» **What you will do**: Select, from the material below, each line with "fica" in it.

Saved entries

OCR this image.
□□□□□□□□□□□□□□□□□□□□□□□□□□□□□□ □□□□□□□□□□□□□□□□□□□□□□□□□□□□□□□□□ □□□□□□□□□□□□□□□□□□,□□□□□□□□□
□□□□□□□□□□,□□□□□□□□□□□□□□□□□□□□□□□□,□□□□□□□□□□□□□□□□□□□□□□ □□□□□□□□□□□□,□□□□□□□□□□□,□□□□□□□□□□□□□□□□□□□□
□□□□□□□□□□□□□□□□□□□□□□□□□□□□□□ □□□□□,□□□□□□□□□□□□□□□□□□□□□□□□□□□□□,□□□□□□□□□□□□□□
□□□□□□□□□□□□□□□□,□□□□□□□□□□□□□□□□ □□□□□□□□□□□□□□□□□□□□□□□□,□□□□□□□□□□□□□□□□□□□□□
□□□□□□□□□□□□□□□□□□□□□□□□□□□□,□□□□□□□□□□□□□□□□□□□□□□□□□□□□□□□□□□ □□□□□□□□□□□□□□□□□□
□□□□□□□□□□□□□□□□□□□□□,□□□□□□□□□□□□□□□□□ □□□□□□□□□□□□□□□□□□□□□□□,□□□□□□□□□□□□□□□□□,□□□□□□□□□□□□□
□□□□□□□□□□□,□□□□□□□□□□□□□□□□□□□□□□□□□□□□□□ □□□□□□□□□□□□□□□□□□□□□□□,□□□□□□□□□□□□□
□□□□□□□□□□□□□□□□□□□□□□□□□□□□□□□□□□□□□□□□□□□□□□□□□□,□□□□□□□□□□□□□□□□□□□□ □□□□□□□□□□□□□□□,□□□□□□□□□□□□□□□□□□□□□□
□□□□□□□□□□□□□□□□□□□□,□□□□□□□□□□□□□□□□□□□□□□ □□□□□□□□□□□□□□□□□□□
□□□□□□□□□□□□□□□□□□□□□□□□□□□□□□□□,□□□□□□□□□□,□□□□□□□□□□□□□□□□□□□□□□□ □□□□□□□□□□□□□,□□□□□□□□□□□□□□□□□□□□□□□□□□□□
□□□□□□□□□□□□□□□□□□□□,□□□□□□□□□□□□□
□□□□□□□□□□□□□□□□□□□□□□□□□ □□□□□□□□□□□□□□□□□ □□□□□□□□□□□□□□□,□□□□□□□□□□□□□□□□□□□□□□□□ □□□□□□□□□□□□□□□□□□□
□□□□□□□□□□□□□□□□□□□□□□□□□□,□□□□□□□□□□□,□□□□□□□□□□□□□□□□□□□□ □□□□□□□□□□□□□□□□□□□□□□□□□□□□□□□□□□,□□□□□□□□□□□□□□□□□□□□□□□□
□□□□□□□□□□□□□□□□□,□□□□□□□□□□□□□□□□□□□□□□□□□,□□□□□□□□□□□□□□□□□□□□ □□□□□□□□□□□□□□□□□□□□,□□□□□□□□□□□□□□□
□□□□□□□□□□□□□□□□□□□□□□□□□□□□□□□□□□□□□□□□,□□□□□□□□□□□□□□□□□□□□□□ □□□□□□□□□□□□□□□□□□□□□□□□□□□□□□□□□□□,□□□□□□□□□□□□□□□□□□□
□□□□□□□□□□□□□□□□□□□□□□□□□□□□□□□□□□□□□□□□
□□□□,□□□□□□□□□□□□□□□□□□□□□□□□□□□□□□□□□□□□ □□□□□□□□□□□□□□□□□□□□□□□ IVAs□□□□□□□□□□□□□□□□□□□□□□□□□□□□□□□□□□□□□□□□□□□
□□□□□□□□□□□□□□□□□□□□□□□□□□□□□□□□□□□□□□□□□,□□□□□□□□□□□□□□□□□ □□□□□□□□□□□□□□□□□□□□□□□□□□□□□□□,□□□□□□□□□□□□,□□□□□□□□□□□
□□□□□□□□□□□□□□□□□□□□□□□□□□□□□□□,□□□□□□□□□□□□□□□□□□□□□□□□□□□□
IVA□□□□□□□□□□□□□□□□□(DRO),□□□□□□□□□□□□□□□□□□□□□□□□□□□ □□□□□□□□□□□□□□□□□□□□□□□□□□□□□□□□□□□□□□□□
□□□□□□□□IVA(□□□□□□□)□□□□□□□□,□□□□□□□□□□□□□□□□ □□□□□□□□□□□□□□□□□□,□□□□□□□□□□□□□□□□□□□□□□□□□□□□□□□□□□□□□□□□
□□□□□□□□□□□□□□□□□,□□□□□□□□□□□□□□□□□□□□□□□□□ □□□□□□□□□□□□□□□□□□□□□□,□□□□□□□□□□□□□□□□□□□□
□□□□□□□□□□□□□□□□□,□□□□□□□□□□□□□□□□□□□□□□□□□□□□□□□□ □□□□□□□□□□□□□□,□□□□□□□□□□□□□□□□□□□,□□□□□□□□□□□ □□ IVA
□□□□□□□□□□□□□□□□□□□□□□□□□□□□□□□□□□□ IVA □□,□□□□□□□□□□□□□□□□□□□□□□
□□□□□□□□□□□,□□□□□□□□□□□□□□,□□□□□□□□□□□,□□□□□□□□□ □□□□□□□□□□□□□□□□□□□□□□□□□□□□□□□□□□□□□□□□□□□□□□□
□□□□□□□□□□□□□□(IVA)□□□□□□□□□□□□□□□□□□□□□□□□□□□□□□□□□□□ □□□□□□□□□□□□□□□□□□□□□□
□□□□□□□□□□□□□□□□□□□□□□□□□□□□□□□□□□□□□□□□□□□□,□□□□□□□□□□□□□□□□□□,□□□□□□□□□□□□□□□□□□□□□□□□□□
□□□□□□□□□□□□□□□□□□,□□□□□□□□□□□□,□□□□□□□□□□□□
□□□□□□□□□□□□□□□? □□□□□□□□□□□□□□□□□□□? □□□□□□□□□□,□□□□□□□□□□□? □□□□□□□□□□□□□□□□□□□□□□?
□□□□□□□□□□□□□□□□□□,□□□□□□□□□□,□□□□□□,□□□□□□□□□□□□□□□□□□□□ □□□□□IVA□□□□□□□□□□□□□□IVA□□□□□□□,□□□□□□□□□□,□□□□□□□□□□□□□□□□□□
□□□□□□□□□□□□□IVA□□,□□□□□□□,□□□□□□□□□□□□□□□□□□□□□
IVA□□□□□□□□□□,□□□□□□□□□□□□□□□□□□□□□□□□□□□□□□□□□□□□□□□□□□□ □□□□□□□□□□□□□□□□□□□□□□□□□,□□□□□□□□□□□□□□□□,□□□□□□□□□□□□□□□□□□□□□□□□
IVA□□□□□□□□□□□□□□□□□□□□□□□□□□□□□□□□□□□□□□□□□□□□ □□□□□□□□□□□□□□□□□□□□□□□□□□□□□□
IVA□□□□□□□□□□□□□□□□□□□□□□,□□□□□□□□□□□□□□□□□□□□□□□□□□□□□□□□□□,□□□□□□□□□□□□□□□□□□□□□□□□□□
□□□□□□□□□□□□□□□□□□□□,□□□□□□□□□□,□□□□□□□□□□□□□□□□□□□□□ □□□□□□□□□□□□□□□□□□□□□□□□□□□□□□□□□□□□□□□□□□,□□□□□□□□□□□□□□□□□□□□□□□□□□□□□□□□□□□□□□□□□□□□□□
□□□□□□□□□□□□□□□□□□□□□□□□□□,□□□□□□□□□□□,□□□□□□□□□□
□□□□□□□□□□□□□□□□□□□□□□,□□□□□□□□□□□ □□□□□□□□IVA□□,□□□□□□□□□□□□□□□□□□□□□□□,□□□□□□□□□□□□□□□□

==

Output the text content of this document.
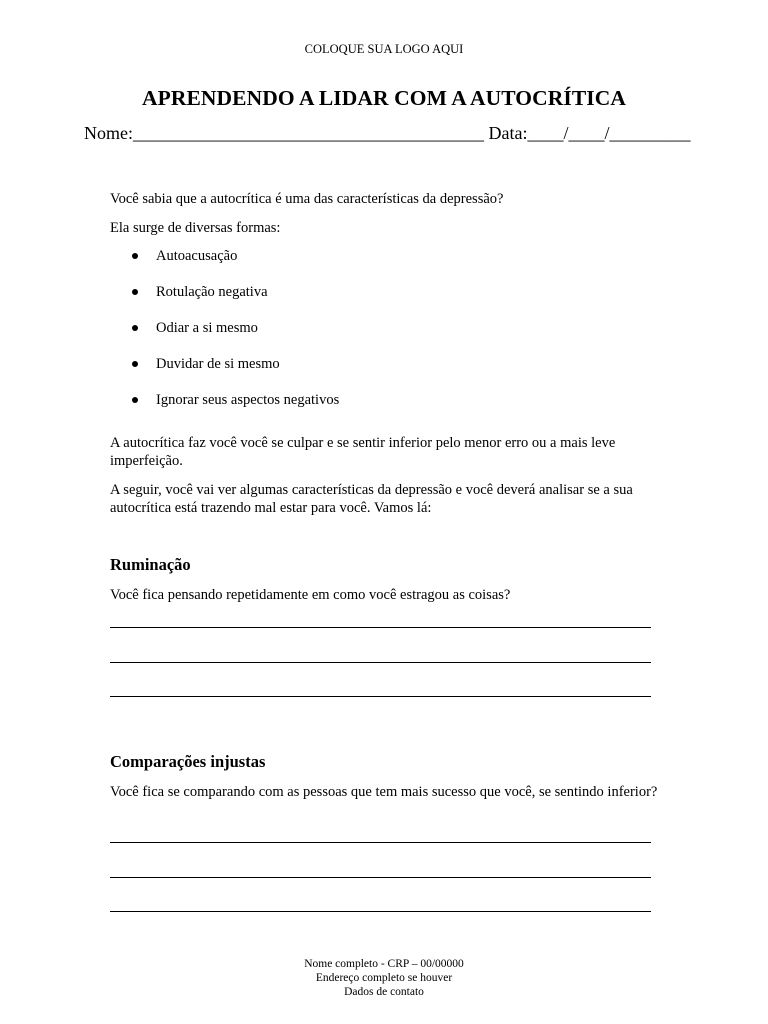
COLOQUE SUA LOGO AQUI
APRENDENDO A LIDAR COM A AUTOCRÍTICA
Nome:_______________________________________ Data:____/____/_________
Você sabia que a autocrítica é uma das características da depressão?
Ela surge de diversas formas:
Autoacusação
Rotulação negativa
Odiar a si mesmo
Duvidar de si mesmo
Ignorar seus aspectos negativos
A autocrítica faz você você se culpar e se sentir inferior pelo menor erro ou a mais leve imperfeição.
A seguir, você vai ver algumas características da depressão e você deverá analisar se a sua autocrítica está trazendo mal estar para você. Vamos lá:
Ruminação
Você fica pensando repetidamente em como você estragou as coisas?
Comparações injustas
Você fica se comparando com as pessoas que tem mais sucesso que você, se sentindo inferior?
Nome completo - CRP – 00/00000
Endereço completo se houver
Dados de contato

» **Exercise output**:
Você fica pensando repetidamente em como você estragou as coisas?
Você fica se comparando com as pessoas que tem mais sucesso que você, se sentindo inferior?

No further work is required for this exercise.